## What to work on
Below is a set of records; restate each one word for word.

## Supplied entries
────────────────────────────────────────

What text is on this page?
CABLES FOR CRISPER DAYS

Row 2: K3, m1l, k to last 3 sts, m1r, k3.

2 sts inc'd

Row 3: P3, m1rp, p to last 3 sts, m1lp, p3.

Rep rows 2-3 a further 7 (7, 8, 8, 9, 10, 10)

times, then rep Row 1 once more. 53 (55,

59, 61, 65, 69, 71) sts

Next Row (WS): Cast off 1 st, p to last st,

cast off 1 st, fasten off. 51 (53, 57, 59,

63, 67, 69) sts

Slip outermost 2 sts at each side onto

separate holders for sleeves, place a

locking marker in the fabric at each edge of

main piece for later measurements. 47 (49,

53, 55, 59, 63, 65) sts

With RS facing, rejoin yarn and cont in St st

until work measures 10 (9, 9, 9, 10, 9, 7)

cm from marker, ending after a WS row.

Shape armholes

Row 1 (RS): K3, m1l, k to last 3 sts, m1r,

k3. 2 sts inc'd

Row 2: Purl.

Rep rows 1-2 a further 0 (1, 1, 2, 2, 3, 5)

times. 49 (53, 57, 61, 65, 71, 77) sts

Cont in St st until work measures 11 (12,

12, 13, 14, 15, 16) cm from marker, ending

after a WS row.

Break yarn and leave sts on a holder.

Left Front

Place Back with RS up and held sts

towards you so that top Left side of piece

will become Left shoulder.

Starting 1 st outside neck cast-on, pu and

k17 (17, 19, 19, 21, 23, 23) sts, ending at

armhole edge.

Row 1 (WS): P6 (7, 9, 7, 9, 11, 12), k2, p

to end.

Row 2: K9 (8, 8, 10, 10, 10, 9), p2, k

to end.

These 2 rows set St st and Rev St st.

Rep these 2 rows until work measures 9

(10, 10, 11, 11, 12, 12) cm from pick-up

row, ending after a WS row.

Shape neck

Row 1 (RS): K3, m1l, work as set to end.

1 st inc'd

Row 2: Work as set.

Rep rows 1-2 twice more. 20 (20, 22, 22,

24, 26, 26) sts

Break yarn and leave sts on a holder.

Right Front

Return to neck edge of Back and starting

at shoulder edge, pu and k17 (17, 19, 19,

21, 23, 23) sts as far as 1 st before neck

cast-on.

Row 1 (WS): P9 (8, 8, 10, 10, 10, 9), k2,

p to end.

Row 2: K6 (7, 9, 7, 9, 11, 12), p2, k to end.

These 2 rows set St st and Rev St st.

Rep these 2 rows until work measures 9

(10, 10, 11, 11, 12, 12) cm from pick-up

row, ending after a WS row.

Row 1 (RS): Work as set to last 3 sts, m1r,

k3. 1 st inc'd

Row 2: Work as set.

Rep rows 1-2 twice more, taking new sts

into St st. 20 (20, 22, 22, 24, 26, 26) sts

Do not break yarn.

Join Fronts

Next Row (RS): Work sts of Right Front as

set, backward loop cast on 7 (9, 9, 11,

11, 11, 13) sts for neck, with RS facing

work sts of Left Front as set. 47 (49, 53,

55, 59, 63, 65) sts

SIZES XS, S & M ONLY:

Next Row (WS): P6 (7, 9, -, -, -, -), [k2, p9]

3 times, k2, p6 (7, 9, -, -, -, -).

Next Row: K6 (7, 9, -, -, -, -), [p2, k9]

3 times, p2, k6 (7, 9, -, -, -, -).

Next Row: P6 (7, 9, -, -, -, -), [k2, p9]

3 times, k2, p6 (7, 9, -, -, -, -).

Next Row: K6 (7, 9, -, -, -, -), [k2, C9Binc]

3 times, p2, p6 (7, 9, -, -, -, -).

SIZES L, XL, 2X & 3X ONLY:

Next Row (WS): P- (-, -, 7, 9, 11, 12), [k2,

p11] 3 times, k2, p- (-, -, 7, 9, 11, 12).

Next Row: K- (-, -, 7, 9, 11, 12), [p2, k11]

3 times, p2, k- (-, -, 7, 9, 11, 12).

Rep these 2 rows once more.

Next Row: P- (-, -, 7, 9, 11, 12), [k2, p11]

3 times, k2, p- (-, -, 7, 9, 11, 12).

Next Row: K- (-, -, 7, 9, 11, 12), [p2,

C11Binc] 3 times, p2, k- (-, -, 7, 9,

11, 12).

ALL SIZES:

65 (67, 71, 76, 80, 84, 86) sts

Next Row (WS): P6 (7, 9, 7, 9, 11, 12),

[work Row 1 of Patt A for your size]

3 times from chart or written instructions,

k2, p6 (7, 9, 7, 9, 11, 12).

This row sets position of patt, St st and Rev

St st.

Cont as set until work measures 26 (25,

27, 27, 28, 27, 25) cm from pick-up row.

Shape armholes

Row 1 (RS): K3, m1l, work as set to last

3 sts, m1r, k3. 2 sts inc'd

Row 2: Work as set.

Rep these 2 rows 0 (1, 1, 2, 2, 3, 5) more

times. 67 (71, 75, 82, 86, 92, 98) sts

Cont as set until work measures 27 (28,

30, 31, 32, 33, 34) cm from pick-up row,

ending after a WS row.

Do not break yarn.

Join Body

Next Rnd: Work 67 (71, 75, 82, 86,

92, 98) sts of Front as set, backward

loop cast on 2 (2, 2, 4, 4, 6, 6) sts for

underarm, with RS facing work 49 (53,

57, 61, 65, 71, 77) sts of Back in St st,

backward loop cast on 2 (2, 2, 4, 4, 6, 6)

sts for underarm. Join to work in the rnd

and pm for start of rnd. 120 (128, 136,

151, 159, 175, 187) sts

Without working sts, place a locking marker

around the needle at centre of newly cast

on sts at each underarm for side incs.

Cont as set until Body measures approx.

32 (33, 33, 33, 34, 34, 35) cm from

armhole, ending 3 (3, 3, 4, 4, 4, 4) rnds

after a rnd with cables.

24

────────────────────────────────────────

## Exercise output
What text is on this page?
CABLES FOR CRISPER DAYS

Row 2: K3, m1l, k to last 3 sts, m1r, k3.

2 sts inc'd

Row 3: P3, m1rp, p to last 3 sts, m1lp, p3.

Rep rows 2-3 a further 7 (7, 8, 8, 9, 10, 10)

times, then rep Row 1 once more. 53 (55,

59, 61, 65, 69, 71) sts

Next Row (WS): Cast off 1 st, p to last st,

cast off 1 st, fasten off. 51 (53, 57, 59,

63, 67, 69) sts

Slip outermost 2 sts at each side onto

separate holders for sleeves, place a

locking marker in the fabric at each edge of

main piece for later measurements. 47 (49,

53, 55, 59, 63, 65) sts

With RS facing, rejoin yarn and cont in St st

until work measures 10 (9, 9, 9, 10, 9, 7)

cm from marker, ending after a WS row.

Shape armholes

Row 1 (RS): K3, m1l, k to last 3 sts, m1r,

k3. 2 sts inc'd

Row 2: Purl.

Rep rows 1-2 a further 0 (1, 1, 2, 2, 3, 5)

times. 49 (53, 57, 61, 65, 71, 77) sts

Cont in St st until work measures 11 (12,

12, 13, 14, 15, 16) cm from marker, ending

after a WS row.

Break yarn and leave sts on a holder.

Left Front

Place Back with RS up and held sts

towards you so that top Left side of piece

will become Left shoulder.

Starting 1 st outside neck cast-on, pu and

k17 (17, 19, 19, 21, 23, 23) sts, ending at

armhole edge.

Row 1 (WS): P6 (7, 9, 7, 9, 11, 12), k2, p

to end.

Row 2: K9 (8, 8, 10, 10, 10, 9), p2, k

to end.

These 2 rows set St st and Rev St st.

Rep these 2 rows until work measures 9

(10, 10, 11, 11, 12, 12) cm from pick-up

row, ending after a WS row.

Shape neck

Row 1 (RS): K3, m1l, work as set to end.

1 st inc'd

Row 2: Work as set.

Rep rows 1-2 twice more. 20 (20, 22, 22,

24, 26, 26) sts

Break yarn and leave sts on a holder.

Right Front

Return to neck edge of Back and starting

at shoulder edge, pu and k17 (17, 19, 19,

21, 23, 23) sts as far as 1 st before neck

cast-on.

Row 1 (WS): P9 (8, 8, 10, 10, 10, 9), k2,

p to end.

Row 2: K6 (7, 9, 7, 9, 11, 12), p2, k to end.

These 2 rows set St st and Rev St st.

Rep these 2 rows until work measures 9

(10, 10, 11, 11, 12, 12) cm from pick-up

row, ending after a WS row.

Row 1 (RS): Work as set to last 3 sts, m1r,

k3. 1 st inc'd

Row 2: Work as set.

Rep rows 1-2 twice more, taking new sts

into St st. 20 (20, 22, 22, 24, 26, 26) sts

Do not break yarn.

Join Fronts

Next Row (RS): Work sts of Right Front as

set, backward loop cast on 7 (9, 9, 11,

11, 11, 13) sts for neck, with RS facing

work sts of Left Front as set. 47 (49, 53,

55, 59, 63, 65) sts

SIZES XS, S & M ONLY:

Next Row (WS): P6 (7, 9, -, -, -, -), [k2, p9]

3 times, k2, p6 (7, 9, -, -, -, -).

Next Row: K6 (7, 9, -, -, -, -), [p2, k9]

3 times, p2, k6 (7, 9, -, -, -, -).

Next Row: P6 (7, 9, -, -, -, -), [k2, p9]

3 times, k2, p6 (7, 9, -, -, -, -).

Next Row: K6 (7, 9, -, -, -, -), [k2, C9Binc]

3 times, p2, p6 (7, 9, -, -, -, -).

SIZES L, XL, 2X & 3X ONLY:

Next Row (WS): P- (-, -, 7, 9, 11, 12), [k2,

p11] 3 times, k2, p- (-, -, 7, 9, 11, 12).

Next Row: K- (-, -, 7, 9, 11, 12), [p2, k11]

3 times, p2, k- (-, -, 7, 9, 11, 12).

Rep these 2 rows once more.

Next Row: P- (-, -, 7, 9, 11, 12), [k2, p11]

3 times, k2, p- (-, -, 7, 9, 11, 12).

Next Row: K- (-, -, 7, 9, 11, 12), [p2,

C11Binc] 3 times, p2, k- (-, -, 7, 9,

11, 12).

ALL SIZES:

65 (67, 71, 76, 80, 84, 86) sts

Next Row (WS): P6 (7, 9, 7, 9, 11, 12),

[work Row 1 of Patt A for your size]

3 times from chart or written instructions,

k2, p6 (7, 9, 7, 9, 11, 12).

This row sets position of patt, St st and Rev

St st.

Cont as set until work measures 26 (25,

27, 27, 28, 27, 25) cm from pick-up row.

Shape armholes

Row 1 (RS): K3, m1l, work as set to last

3 sts, m1r, k3. 2 sts inc'd

Row 2: Work as set.

Rep these 2 rows 0 (1, 1, 2, 2, 3, 5) more

times. 67 (71, 75, 82, 86, 92, 98) sts

Cont as set until work measures 27 (28,

30, 31, 32, 33, 34) cm from pick-up row,

ending after a WS row.

Do not break yarn.

Join Body

Next Rnd: Work 67 (71, 75, 82, 86,

92, 98) sts of Front as set, backward

loop cast on 2 (2, 2, 4, 4, 6, 6) sts for

underarm, with RS facing work 49 (53,

57, 61, 65, 71, 77) sts of Back in St st,

backward loop cast on 2 (2, 2, 4, 4, 6, 6)

sts for underarm. Join to work in the rnd

and pm for start of rnd. 120 (128, 136,

151, 159, 175, 187) sts

Without working sts, place a locking marker

around the needle at centre of newly cast

on sts at each underarm for side incs.

Cont as set until Body measures approx.

32 (33, 33, 33, 34, 34, 35) cm from

armhole, ending 3 (3, 3, 4, 4, 4, 4) rnds

after a rnd with cables.

24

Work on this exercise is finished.